> [Objective 1] Reproduce the rows exactly as they appear, everything from the first row down to the line containing "ibid-ref: ibid.: [836, 1804, 882, 1832]", and nothing more.

I think there's a proposal to "fix" this problem - and mainain the connection between input data set and derived data, but It doesn't seem to have gone anywhere yet.
Anyway, you have to check the name of the field for each tool - it's sometimes "input" and sometimes something else.
You want to use the #{} for naming. The ${} stuff is for parameters
I also do this kind of thing: to keep the names from getting too long.
#{input_1 | basename}.bam
The basename removes everything after the last . character.
Brad
------------------------------ *From:* galaxy-dev-bounces@lists.bx.psu.edu < galaxy-dev-bounces@lists.bx.psu.edu> on behalf of Jan Hapala < jan@hapala.cz> *Sent:* Wednesday, November 12, 2014 7:49 AM *To:* galaxy-dev *Subject:* [galaxy-dev] rename output dataset in workflow - input dataset variable
Hello,
I want to rename ouput datasets in a workflow in such a way that the name contains the name of the input dataset. I could not find instructions in the manual (and this info is missing in the Workflow editor - would be really helpful there!).

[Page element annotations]
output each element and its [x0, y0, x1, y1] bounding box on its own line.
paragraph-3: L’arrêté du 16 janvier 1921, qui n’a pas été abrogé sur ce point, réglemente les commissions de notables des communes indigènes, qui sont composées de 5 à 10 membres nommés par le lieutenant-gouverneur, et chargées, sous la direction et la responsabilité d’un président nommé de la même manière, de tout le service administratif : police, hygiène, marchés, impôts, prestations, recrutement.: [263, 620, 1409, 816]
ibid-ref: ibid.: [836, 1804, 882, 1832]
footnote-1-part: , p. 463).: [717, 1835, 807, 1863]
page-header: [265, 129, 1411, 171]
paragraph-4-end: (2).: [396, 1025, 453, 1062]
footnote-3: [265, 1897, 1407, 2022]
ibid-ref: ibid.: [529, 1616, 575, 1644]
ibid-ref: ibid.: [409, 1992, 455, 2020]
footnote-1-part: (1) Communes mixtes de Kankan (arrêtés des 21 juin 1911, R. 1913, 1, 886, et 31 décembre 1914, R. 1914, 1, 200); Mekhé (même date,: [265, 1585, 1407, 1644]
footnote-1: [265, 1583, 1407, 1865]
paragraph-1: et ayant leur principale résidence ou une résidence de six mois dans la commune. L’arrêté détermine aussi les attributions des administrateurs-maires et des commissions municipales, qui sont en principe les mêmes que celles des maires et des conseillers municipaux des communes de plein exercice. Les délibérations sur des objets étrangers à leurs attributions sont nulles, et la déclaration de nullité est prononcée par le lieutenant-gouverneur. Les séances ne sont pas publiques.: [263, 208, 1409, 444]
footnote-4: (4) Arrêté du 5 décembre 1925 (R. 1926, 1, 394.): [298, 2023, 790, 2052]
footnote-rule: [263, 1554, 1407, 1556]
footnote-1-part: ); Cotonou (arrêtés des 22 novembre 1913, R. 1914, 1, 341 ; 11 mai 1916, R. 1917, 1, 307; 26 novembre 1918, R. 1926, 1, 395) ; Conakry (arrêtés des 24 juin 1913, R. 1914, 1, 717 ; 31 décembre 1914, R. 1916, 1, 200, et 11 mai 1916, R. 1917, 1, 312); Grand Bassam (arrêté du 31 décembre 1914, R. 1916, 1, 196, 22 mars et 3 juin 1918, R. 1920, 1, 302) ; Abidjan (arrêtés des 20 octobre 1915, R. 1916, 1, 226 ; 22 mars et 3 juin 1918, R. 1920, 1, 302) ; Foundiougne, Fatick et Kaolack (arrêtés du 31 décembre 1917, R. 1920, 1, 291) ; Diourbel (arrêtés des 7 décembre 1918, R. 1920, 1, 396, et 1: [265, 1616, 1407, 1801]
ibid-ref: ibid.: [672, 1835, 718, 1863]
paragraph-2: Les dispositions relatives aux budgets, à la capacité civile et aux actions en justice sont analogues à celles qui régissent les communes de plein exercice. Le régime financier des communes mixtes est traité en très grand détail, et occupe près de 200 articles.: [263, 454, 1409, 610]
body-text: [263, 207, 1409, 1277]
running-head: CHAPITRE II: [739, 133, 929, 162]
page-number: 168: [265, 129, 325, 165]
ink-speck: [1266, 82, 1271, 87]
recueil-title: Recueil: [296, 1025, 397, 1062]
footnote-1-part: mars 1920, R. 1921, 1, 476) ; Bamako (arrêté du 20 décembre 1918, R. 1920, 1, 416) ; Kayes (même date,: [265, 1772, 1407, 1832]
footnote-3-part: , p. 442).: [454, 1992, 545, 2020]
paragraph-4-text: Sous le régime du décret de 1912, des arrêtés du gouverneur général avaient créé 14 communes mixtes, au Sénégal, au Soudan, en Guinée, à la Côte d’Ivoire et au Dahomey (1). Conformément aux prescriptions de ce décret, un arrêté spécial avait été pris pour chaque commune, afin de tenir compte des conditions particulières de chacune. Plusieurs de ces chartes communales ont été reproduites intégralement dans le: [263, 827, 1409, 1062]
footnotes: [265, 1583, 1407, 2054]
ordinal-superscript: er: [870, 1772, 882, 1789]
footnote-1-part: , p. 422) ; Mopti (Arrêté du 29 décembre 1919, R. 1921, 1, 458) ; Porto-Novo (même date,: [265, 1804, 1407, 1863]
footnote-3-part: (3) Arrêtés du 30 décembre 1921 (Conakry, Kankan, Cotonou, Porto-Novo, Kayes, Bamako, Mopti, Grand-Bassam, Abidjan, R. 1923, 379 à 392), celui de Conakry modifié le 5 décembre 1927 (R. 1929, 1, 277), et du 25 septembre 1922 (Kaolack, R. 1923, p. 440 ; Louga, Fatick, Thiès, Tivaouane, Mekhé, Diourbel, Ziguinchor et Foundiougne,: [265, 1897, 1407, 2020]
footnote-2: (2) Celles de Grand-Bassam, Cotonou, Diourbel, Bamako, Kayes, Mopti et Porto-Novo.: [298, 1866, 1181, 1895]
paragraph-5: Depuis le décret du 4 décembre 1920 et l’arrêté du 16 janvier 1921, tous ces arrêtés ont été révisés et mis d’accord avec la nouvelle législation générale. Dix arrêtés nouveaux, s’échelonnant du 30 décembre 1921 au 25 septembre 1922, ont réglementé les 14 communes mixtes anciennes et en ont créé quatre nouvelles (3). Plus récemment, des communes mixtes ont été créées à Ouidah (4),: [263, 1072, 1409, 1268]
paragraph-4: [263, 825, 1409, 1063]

> [Objective 2] According to the forum thread, what does basename remove from a name?

> [Written solution 1]
output each element and its [x0, y0, x1, y1] bounding box on its own line.
paragraph-3: L’arrêté du 16 janvier 1921, qui n’a pas été abrogé sur ce point, réglemente les commissions de notables des communes indigènes, qui sont composées de 5 à 10 membres nommés par le lieutenant-gouverneur, et chargées, sous la direction et la responsabilité d’un président nommé de la même manière, de tout le service administratif : police, hygiène, marchés, impôts, prestations, recrutement.: [263, 620, 1409, 816]
ibid-ref: ibid.: [836, 1804, 882, 1832]

> [Written solution 2] Everything after the last . character.